Federal regulators have stepped up enforcement. Lina Khan said during her tenure that healthcare consolidation “has been a key driver of rising healthcare costs,” and the FTC has challenged several hospital deals in recent years. In one closely watched case, the agency moved against the proposed merger of Novant Health and Community Health Systems-owned hospitals in North Carolina, arguing the deal would reduce competition for inpatient services.

Industry Response and the Cost Burden on Employers

Hospital groups argue scale is necessary to navigate rising costs. The American Hospital Association says systems face “significant financial headwinds,” including labor costs, inflation and weak reimbursement from public programs, and that consolidation can preserve access to care rather than simply raise prices.

Even so, much of the evidence cited by regulators and policy researchers points in one direction: when markets narrow to a handful of dominant systems, commercial rates tend to rise faster than inflation.

That pressure extends beyond hospital walls. KFF has documented steady increases in employer-sponsored family coverage costs, and economists widely cite provider market power as a key structural driver.

Peterson-KFF Health System Tracker researchers have found that consolidation strengthens providers’ leverage in negotiations with insurers, feeding into premiums and out-of-pocket costs. For employers, that translates into higher benefit spending; for workers, it can mean narrower networks or higher payroll deductions.

Policy Drivers: The ACA’s Role in Consolidation

The Affordable Care Act reshaped the competitive landscape in ways many researchers say accelerated consolidation. While the law expanded coverage and introduced quality reforms, it also created structural incentives for hospitals to scale or affiliate.

New reporting, documentation and quality-measurement requirements increased administrative complexity. Hospitals were required to meet expanded electronic health record mandates under the HITECH Act, alongside value-based purchasing rules, readmission penalties and other federal programs. Smaller and rural systems often struggled to absorb those costs without the scale of larger networks.

The law also promoted Accountable Care Organizations, or ACOs, designed to coordinate care and share financial risk. In practice, larger systems often held an advantage, given their capital, data infrastructure and physician networks. Independent providers frequently joined ACOs led by dominant systems rather than building their own, further concentrating referral patterns.

Rows from a dataset:
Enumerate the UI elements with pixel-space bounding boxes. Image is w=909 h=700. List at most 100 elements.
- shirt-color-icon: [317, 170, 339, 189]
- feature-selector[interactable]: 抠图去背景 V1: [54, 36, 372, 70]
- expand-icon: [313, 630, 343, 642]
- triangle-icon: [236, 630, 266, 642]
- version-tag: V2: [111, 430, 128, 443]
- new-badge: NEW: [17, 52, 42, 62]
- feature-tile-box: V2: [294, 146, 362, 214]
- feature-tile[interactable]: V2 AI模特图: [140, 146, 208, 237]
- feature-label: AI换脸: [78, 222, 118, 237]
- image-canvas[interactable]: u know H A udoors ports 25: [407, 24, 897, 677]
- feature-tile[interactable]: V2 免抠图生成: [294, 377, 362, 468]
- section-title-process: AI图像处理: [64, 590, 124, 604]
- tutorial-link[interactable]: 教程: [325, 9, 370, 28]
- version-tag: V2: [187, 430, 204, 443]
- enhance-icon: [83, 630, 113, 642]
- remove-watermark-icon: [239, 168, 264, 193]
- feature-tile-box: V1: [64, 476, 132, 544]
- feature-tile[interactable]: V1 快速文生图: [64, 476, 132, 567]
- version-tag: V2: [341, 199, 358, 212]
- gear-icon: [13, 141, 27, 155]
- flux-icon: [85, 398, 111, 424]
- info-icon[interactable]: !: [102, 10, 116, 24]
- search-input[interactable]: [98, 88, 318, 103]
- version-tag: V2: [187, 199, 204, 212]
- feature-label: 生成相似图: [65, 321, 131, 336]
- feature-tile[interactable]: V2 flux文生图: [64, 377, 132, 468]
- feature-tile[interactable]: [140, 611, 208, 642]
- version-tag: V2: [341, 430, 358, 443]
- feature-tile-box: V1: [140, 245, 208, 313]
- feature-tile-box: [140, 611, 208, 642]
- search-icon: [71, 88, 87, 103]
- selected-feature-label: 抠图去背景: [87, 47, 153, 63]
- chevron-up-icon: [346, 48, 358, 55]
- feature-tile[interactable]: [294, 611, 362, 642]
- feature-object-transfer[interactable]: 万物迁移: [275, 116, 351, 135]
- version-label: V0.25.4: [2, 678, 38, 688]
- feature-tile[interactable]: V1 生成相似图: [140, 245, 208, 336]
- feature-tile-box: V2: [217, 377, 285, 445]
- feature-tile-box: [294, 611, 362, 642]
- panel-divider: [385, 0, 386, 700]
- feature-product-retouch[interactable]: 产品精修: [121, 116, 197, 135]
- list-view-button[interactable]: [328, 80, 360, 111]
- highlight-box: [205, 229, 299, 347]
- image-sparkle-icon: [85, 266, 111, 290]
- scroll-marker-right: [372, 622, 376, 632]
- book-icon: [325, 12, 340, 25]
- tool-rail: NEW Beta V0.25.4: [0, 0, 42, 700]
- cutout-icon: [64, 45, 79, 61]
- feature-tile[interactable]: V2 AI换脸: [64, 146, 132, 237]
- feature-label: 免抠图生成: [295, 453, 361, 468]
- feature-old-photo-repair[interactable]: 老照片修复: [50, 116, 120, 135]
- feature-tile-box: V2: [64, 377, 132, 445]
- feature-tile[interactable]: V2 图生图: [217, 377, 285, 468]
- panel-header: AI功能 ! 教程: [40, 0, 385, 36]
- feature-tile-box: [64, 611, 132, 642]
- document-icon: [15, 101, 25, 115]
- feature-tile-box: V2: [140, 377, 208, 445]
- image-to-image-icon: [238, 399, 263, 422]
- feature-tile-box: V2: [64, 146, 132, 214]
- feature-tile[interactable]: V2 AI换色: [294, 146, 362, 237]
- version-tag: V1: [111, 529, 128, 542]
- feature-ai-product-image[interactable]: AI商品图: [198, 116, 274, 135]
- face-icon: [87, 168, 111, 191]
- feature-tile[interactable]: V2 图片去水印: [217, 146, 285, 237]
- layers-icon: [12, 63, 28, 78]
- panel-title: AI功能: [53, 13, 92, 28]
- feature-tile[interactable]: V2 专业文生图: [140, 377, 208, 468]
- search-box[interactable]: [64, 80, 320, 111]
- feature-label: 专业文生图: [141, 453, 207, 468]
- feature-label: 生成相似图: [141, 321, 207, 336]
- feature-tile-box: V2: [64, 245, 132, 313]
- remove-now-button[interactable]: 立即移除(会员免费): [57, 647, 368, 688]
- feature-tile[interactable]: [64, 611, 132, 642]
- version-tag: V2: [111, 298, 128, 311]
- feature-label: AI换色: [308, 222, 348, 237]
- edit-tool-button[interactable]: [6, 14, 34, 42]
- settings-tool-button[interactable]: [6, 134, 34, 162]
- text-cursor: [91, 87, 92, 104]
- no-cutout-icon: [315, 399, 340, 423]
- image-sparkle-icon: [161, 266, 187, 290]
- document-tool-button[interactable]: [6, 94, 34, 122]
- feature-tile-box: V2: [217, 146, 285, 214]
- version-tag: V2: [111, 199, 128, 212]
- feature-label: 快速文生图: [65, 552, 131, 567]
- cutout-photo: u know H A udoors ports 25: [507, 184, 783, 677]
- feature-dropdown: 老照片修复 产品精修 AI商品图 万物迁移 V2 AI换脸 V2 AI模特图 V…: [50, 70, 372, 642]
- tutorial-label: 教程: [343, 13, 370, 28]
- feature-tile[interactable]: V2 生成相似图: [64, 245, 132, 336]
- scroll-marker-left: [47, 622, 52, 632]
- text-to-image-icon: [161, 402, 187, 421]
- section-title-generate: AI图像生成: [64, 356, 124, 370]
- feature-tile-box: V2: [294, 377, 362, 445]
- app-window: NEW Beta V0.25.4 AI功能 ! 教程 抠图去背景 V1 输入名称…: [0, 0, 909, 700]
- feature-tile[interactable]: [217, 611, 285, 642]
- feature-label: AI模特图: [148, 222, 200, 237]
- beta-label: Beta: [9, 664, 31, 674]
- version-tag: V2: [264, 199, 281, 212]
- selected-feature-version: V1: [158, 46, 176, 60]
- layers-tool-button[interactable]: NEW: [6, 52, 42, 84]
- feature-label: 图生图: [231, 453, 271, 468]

#### [Activities]
1 > Reproduce the stretch of the hospital consolidation passage from "New reporting, documentation" through "of larger networks.".
2 > Pick up the article on hospital consolidation and healthcare costs after its final sentence and keep writing it.

#### [Expected results]
1 >
New reporting, documentation and quality-measurement requirements increased administrative complexity. Hospitals were required to meet expanded electronic health record mandates under the HITECH Act, alongside value-based purchasing rules, readmission penalties and other federal programs. Smaller and rural systems often struggled to absorb those costs without the scale of larger networks.

2 >
Researchers have pointed to similar dynamics in physician markets. Quality reporting programs—such as the Physician Quality Reporting System, later incorporated into the Merit-based Incentive Payment System under MACRA—added compliance burdens that encouraged hospital acquisition of physician practices, reducing the number of independent competitors.

Geographic Disparities and the Path Ahead

The effects of consolidation vary by region. KFF found metropolitan markets broadly less competitive, though outcomes differ depending on whether a single nonprofit system, academic network or multistate chain dominates local capacity.

The Medicare Payment Advisory Commission has warned that concentrated markets can limit insurers’ ability to steer patients to lower-cost providers, particularly when systems control hospitals, outpatient facilities and physician practices under one umbrella.

For investors and insurers, the trend suggests healthcare cost pressures may persist even if other drivers, such as drug spending, moderate. UnitedHealth Group, CVS Health and peers have cited provider pricing as a key variable in medical cost trends.

Regulators are signaling tougher oversight. The Department of Justice and FTC have both indicated stricter review of healthcare transactions, while several states have expanded cost-growth monitoring and pre-merger notice requirements.

Whether that slows consolidation remains unclear. What is clear is the direction of travel: as KFF’s data show, many urban patients already face limited choice—and the decisions made by regulators, courts and hospital systems will shape not only merger activity, but the trajectory of employer premiums and household medical costs for years to come.